Problem to solve: Copy each line of the data below with the word "образовательные".

>> Begin Given entries

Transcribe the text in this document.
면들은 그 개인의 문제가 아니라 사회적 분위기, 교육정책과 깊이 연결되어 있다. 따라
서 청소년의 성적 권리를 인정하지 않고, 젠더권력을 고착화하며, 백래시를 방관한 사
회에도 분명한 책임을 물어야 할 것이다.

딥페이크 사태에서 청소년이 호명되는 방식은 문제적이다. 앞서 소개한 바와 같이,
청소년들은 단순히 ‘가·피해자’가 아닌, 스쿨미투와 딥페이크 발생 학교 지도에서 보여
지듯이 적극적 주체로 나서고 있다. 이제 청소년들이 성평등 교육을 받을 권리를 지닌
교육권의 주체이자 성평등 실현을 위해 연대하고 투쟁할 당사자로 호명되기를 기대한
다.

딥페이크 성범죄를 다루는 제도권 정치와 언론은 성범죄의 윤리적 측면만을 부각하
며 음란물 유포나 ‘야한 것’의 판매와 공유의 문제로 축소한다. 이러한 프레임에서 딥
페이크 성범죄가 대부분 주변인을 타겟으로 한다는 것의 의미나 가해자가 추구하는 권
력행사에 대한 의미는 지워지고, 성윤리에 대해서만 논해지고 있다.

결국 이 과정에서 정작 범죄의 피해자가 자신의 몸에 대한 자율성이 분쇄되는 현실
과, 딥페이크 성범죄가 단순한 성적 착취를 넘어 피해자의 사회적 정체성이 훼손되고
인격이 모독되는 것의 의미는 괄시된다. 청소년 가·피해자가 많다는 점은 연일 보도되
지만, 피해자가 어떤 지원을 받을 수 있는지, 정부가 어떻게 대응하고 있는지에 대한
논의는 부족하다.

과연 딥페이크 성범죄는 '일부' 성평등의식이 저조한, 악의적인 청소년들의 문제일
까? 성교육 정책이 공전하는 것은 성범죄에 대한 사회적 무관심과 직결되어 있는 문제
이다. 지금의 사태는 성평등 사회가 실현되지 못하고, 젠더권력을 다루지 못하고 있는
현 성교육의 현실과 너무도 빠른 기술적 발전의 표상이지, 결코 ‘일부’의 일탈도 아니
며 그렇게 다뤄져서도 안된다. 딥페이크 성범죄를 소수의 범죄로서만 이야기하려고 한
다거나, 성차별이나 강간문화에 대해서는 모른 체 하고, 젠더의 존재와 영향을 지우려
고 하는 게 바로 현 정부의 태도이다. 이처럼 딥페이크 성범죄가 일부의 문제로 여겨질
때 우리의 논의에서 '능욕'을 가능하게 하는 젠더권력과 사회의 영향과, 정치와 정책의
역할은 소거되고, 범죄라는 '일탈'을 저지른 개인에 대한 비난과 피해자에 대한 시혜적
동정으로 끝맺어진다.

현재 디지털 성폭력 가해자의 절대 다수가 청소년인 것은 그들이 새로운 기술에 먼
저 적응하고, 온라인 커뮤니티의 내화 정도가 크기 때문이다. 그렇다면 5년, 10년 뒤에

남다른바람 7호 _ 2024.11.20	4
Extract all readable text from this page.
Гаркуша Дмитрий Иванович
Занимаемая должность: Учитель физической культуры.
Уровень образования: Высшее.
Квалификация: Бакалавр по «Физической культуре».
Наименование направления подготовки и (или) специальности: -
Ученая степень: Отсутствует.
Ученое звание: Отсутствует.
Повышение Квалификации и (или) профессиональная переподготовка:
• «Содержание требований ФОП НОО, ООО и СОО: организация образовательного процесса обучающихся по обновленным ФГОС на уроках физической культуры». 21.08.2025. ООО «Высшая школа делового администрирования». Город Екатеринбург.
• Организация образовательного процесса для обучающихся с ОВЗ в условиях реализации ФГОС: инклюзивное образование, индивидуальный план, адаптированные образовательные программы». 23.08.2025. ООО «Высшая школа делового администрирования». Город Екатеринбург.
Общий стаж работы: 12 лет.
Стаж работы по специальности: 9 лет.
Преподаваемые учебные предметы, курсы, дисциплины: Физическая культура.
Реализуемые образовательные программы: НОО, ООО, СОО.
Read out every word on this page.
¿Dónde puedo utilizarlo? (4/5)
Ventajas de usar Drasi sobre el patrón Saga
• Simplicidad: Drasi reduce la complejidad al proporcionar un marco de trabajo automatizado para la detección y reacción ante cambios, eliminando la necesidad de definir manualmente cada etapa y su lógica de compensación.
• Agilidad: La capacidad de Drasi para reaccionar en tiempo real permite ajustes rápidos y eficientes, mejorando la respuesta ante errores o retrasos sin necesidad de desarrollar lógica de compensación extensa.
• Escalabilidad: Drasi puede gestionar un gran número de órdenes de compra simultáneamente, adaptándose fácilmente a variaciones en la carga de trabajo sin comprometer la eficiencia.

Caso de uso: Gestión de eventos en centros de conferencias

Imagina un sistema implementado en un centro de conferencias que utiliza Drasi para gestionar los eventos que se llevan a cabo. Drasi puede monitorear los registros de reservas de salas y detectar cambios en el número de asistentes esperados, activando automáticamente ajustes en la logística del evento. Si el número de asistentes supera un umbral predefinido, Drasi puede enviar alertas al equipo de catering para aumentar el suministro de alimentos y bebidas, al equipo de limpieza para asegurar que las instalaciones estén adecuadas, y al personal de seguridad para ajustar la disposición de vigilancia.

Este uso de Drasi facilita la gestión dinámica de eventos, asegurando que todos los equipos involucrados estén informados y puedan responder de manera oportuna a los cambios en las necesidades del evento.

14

>> End Given entries

Written answer:
• Организация образовательного процесса для обучающихся с ОВЗ в условиях реализации ФГОС: инклюзивное образование, индивидуальный план, адаптированные образовательные программы». 23.08.2025. ООО «Высшая школа делового администрирования». Город Екатеринбург.
Реализуемые образовательные программы: НОО, ООО, СОО.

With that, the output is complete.